• **Source data**:
-=-=-=-=-
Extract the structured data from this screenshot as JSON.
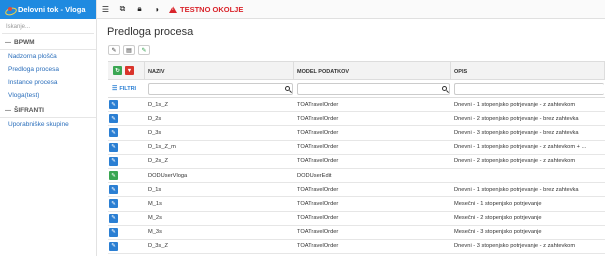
{
  "app": {
    "title": "Delovni tok - Vloga"
  },
  "sidebar": {
    "search_placeholder": "Iskanje...",
    "sections": [
      {
        "label": "BPWM",
        "items": [
          "Nadzorna plošča",
          "Predloga procesa",
          "Instance procesa",
          "Vloga(test)"
        ]
      },
      {
        "label": "ŠIFRANTI",
        "items": [
          "Uporabniške skupine"
        ]
      }
    ]
  },
  "topbar": {
    "icons": [
      "menu-icon",
      "external-link-icon",
      "lock-icon",
      "contrast-icon"
    ],
    "env_label": "TESTNO OKOLJE",
    "env_color": "#d9242b"
  },
  "page": {
    "title": "Predloga procesa"
  },
  "grid": {
    "columns": [
      "NAZIV",
      "MODEL PODATKOV",
      "OPIS"
    ],
    "filter_label": "FILTRI",
    "rows": [
      {
        "naziv": "D_1s_Z",
        "model": "TOATravelOrder",
        "opis": "Dnevni - 1 stopenjsko potrjevanje - z zahtevkom",
        "action": "edit"
      },
      {
        "naziv": "D_2s",
        "model": "TOATravelOrder",
        "opis": "Dnevni - 2 stopenjsko potrjevanje - brez zahtevka",
        "action": "edit"
      },
      {
        "naziv": "D_3s",
        "model": "TOATravelOrder",
        "opis": "Dnevni - 3 stopenjsko potrjevanje - brez zahtevka",
        "action": "edit"
      },
      {
        "naziv": "D_1s_Z_m",
        "model": "TOATravelOrder",
        "opis": "Dnevni - 1 stopenjsko potrjevanje - z zahtevkom + ...",
        "action": "edit"
      },
      {
        "naziv": "D_2s_Z",
        "model": "TOATravelOrder",
        "opis": "Dnevni - 2 stopenjsko potrjevanje - z zahtevkom",
        "action": "edit"
      },
      {
        "naziv": "DODUserVloga",
        "model": "DODUserEdit",
        "opis": "",
        "action": "edit-green"
      },
      {
        "naziv": "D_1s",
        "model": "TOATravelOrder",
        "opis": "Dnevni - 1 stopenjsko potrjevanje - brez zahtevka",
        "action": "edit"
      },
      {
        "naziv": "M_1s",
        "model": "TOATravelOrder",
        "opis": "Mesečni - 1 stopenjsko potrjevanje",
        "action": "edit"
      },
      {
        "naziv": "M_2s",
        "model": "TOATravelOrder",
        "opis": "Mesečni - 2 stopenjsko potrjevanje",
        "action": "edit"
      },
      {
        "naziv": "M_3s",
        "model": "TOATravelOrder",
        "opis": "Mesečni - 3 stopenjsko potrjevanje",
        "action": "edit"
      },
      {
        "naziv": "D_3s_Z",
        "model": "TOATravelOrder",
        "opis": "Dnevni - 3 stopenjsko potrjevanje - z zahtevkom",
        "action": "edit"
      }
    ]
  },
  "colors": {
    "accent": "#1f8ae0",
    "edit_blue": "#2b7fd3",
    "edit_green": "#3aa652",
    "filter_red": "#d9342b"
  }
}
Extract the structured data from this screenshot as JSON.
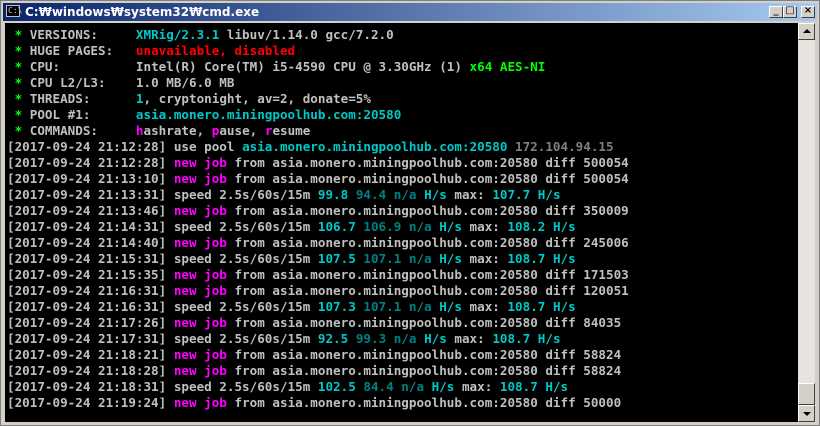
{
  "window": {
    "title": "C:₩windows₩system32₩cmd.exe",
    "icon_text": "C:\\"
  },
  "title_buttons": {
    "minimize": "_",
    "maximize": "□",
    "close": "×"
  },
  "colors": {
    "cyan": "#00c8c8",
    "magenta": "#ff00ff",
    "green": "#00ff00",
    "red": "#ff0000"
  },
  "console": {
    "header": [
      {
        "star": " * ",
        "label": "VERSIONS:     ",
        "parts": [
          [
            "XMRig/2.3.1",
            "cyan"
          ],
          [
            " libuv/1.14.0 gcc/7.2.0",
            "white"
          ]
        ]
      },
      {
        "star": " * ",
        "label": "HUGE PAGES:   ",
        "parts": [
          [
            "unavailable, disabled",
            "red"
          ]
        ]
      },
      {
        "star": " * ",
        "label": "CPU:          ",
        "parts": [
          [
            "Intel(R) Core(TM) i5-4590 CPU @ 3.30GHz (1) ",
            "white"
          ],
          [
            "x64 AES-NI",
            "green"
          ]
        ]
      },
      {
        "star": " * ",
        "label": "CPU L2/L3:    ",
        "parts": [
          [
            "1.0 MB/6.0 MB",
            "white"
          ]
        ]
      },
      {
        "star": " * ",
        "label": "THREADS:      ",
        "parts": [
          [
            "1",
            "cyan"
          ],
          [
            ", cryptonight, av=2, donate=5%",
            "white"
          ]
        ]
      },
      {
        "star": " * ",
        "label": "POOL #1:      ",
        "parts": [
          [
            "asia.monero.miningpoolhub.com:20580",
            "cyan"
          ]
        ]
      },
      {
        "star": " * ",
        "label": "COMMANDS:     ",
        "parts": [
          [
            "h",
            "mag"
          ],
          [
            "ashrate, ",
            "white"
          ],
          [
            "p",
            "mag"
          ],
          [
            "ause, ",
            "white"
          ],
          [
            "r",
            "mag"
          ],
          [
            "esume",
            "white"
          ]
        ]
      }
    ],
    "log": [
      {
        "ts": "[2017-09-24 21:12:28]",
        "parts": [
          [
            " use pool ",
            "white"
          ],
          [
            "asia.monero.miningpoolhub.com:20580",
            "cyan"
          ],
          [
            " 172.104.94.15",
            "grey"
          ]
        ]
      },
      {
        "ts": "[2017-09-24 21:12:28]",
        "parts": [
          [
            " new job",
            "mag"
          ],
          [
            " from asia.monero.miningpoolhub.com:20580 diff 500054",
            "white"
          ]
        ]
      },
      {
        "ts": "[2017-09-24 21:13:10]",
        "parts": [
          [
            " new job",
            "mag"
          ],
          [
            " from asia.monero.miningpoolhub.com:20580 diff 500054",
            "white"
          ]
        ]
      },
      {
        "ts": "[2017-09-24 21:13:31]",
        "parts": [
          [
            " speed 2.5s/60s/15m ",
            "white"
          ],
          [
            "99.8",
            "cyan"
          ],
          [
            " 94.4 n/a ",
            "teal"
          ],
          [
            "H/s",
            "cyan"
          ],
          [
            " max: ",
            "white"
          ],
          [
            "107.7 H/s",
            "cyan"
          ]
        ]
      },
      {
        "ts": "[2017-09-24 21:13:46]",
        "parts": [
          [
            " new job",
            "mag"
          ],
          [
            " from asia.monero.miningpoolhub.com:20580 diff 350009",
            "white"
          ]
        ]
      },
      {
        "ts": "[2017-09-24 21:14:31]",
        "parts": [
          [
            " speed 2.5s/60s/15m ",
            "white"
          ],
          [
            "106.7",
            "cyan"
          ],
          [
            " 106.9 n/a ",
            "teal"
          ],
          [
            "H/s",
            "cyan"
          ],
          [
            " max: ",
            "white"
          ],
          [
            "108.2 H/s",
            "cyan"
          ]
        ]
      },
      {
        "ts": "[2017-09-24 21:14:40]",
        "parts": [
          [
            " new job",
            "mag"
          ],
          [
            " from asia.monero.miningpoolhub.com:20580 diff 245006",
            "white"
          ]
        ]
      },
      {
        "ts": "[2017-09-24 21:15:31]",
        "parts": [
          [
            " speed 2.5s/60s/15m ",
            "white"
          ],
          [
            "107.5",
            "cyan"
          ],
          [
            " 107.1 n/a ",
            "teal"
          ],
          [
            "H/s",
            "cyan"
          ],
          [
            " max: ",
            "white"
          ],
          [
            "108.7 H/s",
            "cyan"
          ]
        ]
      },
      {
        "ts": "[2017-09-24 21:15:35]",
        "parts": [
          [
            " new job",
            "mag"
          ],
          [
            " from asia.monero.miningpoolhub.com:20580 diff 171503",
            "white"
          ]
        ]
      },
      {
        "ts": "[2017-09-24 21:16:31]",
        "parts": [
          [
            " new job",
            "mag"
          ],
          [
            " from asia.monero.miningpoolhub.com:20580 diff 120051",
            "white"
          ]
        ]
      },
      {
        "ts": "[2017-09-24 21:16:31]",
        "parts": [
          [
            " speed 2.5s/60s/15m ",
            "white"
          ],
          [
            "107.3",
            "cyan"
          ],
          [
            " 107.1 n/a ",
            "teal"
          ],
          [
            "H/s",
            "cyan"
          ],
          [
            " max: ",
            "white"
          ],
          [
            "108.7 H/s",
            "cyan"
          ]
        ]
      },
      {
        "ts": "[2017-09-24 21:17:26]",
        "parts": [
          [
            " new job",
            "mag"
          ],
          [
            " from asia.monero.miningpoolhub.com:20580 diff 84035",
            "white"
          ]
        ]
      },
      {
        "ts": "[2017-09-24 21:17:31]",
        "parts": [
          [
            " speed 2.5s/60s/15m ",
            "white"
          ],
          [
            "92.5",
            "cyan"
          ],
          [
            " 99.3 n/a ",
            "teal"
          ],
          [
            "H/s",
            "cyan"
          ],
          [
            " max: ",
            "white"
          ],
          [
            "108.7 H/s",
            "cyan"
          ]
        ]
      },
      {
        "ts": "[2017-09-24 21:18:21]",
        "parts": [
          [
            " new job",
            "mag"
          ],
          [
            " from asia.monero.miningpoolhub.com:20580 diff 58824",
            "white"
          ]
        ]
      },
      {
        "ts": "[2017-09-24 21:18:28]",
        "parts": [
          [
            " new job",
            "mag"
          ],
          [
            " from asia.monero.miningpoolhub.com:20580 diff 58824",
            "white"
          ]
        ]
      },
      {
        "ts": "[2017-09-24 21:18:31]",
        "parts": [
          [
            " speed 2.5s/60s/15m ",
            "white"
          ],
          [
            "102.5",
            "cyan"
          ],
          [
            " 84.4 n/a ",
            "teal"
          ],
          [
            "H/s",
            "cyan"
          ],
          [
            " max: ",
            "white"
          ],
          [
            "108.7 H/s",
            "cyan"
          ]
        ]
      },
      {
        "ts": "[2017-09-24 21:19:24]",
        "parts": [
          [
            " new job",
            "mag"
          ],
          [
            " from asia.monero.miningpoolhub.com:20580 diff 50000",
            "white"
          ]
        ]
      }
    ]
  }
}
-=-=-=-=-
• **What is required**: Gather every line containing the word "Dnevni" and copy it.

• **Result below**:
        "opis": "Dnevni - 1 stopenjsko potrjevanje - z zahtevkom",
        "opis": "Dnevni - 2 stopenjsko potrjevanje - brez zahtevka",
        "opis": "Dnevni - 3 stopenjsko potrjevanje - brez zahtevka",
        "opis": "Dnevni - 1 stopenjsko potrjevanje - z zahtevkom + ...",
        "opis": "Dnevni - 2 stopenjsko potrjevanje - z zahtevkom",
        "opis": "Dnevni - 1 stopenjsko potrjevanje - brez zahtevka",
        "opis": "Dnevni - 3 stopenjsko potrjevanje - z zahtevkom",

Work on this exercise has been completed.